Written request:
Reproduce every entry below verbatim, keeping each line unchanged and in its original order.

☆ ☆ ☆ ☆ ☆

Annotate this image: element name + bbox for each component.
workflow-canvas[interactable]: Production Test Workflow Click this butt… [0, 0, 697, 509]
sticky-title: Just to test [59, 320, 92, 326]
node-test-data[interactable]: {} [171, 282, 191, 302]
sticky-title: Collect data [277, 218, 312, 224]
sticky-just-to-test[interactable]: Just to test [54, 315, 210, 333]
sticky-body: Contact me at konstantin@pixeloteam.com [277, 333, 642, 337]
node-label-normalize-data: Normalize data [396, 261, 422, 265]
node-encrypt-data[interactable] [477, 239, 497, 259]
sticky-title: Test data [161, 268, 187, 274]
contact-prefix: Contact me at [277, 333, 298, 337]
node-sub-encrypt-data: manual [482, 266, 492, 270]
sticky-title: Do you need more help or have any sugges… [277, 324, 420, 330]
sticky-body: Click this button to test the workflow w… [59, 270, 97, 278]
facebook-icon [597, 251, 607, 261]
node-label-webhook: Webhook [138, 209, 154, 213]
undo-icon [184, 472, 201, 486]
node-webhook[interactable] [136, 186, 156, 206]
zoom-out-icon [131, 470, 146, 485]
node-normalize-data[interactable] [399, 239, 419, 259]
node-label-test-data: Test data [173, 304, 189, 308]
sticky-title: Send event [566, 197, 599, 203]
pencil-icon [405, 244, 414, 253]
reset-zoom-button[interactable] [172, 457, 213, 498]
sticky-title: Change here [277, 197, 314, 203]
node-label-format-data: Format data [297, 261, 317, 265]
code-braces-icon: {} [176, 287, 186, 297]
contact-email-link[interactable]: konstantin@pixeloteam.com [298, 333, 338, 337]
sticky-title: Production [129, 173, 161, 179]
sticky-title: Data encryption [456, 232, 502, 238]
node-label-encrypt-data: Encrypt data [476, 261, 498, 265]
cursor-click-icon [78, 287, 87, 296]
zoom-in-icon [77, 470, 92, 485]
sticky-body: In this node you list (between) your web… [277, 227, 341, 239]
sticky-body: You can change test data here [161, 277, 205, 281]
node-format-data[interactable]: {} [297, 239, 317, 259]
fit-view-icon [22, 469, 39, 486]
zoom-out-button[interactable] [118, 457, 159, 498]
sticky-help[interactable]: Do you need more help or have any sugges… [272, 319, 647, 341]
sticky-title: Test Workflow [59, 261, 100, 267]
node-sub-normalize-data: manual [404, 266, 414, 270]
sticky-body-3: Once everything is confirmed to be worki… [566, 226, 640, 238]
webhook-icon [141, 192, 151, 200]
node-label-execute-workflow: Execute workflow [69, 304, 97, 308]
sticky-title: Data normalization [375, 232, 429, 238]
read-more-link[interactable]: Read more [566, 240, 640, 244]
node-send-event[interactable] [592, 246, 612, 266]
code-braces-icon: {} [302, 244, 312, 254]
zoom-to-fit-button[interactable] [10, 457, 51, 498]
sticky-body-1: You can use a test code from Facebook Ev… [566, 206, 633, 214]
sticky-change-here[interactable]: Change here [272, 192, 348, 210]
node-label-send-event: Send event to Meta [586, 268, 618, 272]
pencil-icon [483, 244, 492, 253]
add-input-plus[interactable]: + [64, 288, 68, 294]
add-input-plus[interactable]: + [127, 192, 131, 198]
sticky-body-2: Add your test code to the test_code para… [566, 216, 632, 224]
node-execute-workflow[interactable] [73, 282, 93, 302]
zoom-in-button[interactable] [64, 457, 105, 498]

☆ ☆ ☆ ☆ ☆

Solved exercise:
Annotate this image: element name + bbox for each component.
workflow-canvas[interactable]: Production Test Workflow Click this butt… [0, 0, 697, 509]
sticky-title: Just to test [59, 320, 92, 326]
node-test-data[interactable]: {} [171, 282, 191, 302]
sticky-title: Collect data [277, 218, 312, 224]
sticky-just-to-test[interactable]: Just to test [54, 315, 210, 333]
sticky-body: Contact me at konstantin@pixeloteam.com [277, 333, 642, 337]
node-label-normalize-data: Normalize data [396, 261, 422, 265]
node-encrypt-data[interactable] [477, 239, 497, 259]
sticky-title: Test data [161, 268, 187, 274]
contact-prefix: Contact me at [277, 333, 298, 337]
node-sub-encrypt-data: manual [482, 266, 492, 270]
sticky-title: Do you need more help or have any sugges… [277, 324, 420, 330]
sticky-body: Click this button to test the workflow w… [59, 270, 97, 278]
facebook-icon [597, 251, 607, 261]
node-label-webhook: Webhook [138, 209, 154, 213]
undo-icon [184, 472, 201, 486]
node-webhook[interactable] [136, 186, 156, 206]
zoom-out-icon [131, 470, 146, 485]
node-normalize-data[interactable] [399, 239, 419, 259]
node-label-test-data: Test data [173, 304, 189, 308]
sticky-title: Send event [566, 197, 599, 203]
pencil-icon [405, 244, 414, 253]
reset-zoom-button[interactable] [172, 457, 213, 498]
sticky-title: Change here [277, 197, 314, 203]
node-label-format-data: Format data [297, 261, 317, 265]
code-braces-icon: {} [176, 287, 186, 297]
contact-email-link[interactable]: konstantin@pixeloteam.com [298, 333, 338, 337]
sticky-title: Production [129, 173, 161, 179]
sticky-title: Data encryption [456, 232, 502, 238]
node-label-encrypt-data: Encrypt data [476, 261, 498, 265]
cursor-click-icon [78, 287, 87, 296]
zoom-in-icon [77, 470, 92, 485]
sticky-body: In this node you list (between) your web… [277, 227, 341, 239]
sticky-body: You can change test data here [161, 277, 205, 281]
node-format-data[interactable]: {} [297, 239, 317, 259]
fit-view-icon [22, 469, 39, 486]
zoom-out-button[interactable] [118, 457, 159, 498]
sticky-help[interactable]: Do you need more help or have any sugges… [272, 319, 647, 341]
sticky-title: Test Workflow [59, 261, 100, 267]
node-sub-normalize-data: manual [404, 266, 414, 270]
sticky-body-3: Once everything is confirmed to be worki… [566, 226, 640, 238]
webhook-icon [141, 192, 151, 200]
node-label-execute-workflow: Execute workflow [69, 304, 97, 308]
sticky-title: Data normalization [375, 232, 429, 238]
read-more-link[interactable]: Read more [566, 240, 640, 244]
node-send-event[interactable] [592, 246, 612, 266]
code-braces-icon: {} [302, 244, 312, 254]
zoom-to-fit-button[interactable] [10, 457, 51, 498]
sticky-body-1: You can use a test code from Facebook Ev… [566, 206, 633, 214]
sticky-change-here[interactable]: Change here [272, 192, 348, 210]
node-label-send-event: Send event to Meta [586, 268, 618, 272]
pencil-icon [483, 244, 492, 253]
add-input-plus[interactable]: + [64, 288, 68, 294]
add-input-plus[interactable]: + [127, 192, 131, 198]
sticky-body-2: Add your test code to the test_code para… [566, 216, 632, 224]
node-execute-workflow[interactable] [73, 282, 93, 302]
zoom-in-button[interactable] [64, 457, 105, 498]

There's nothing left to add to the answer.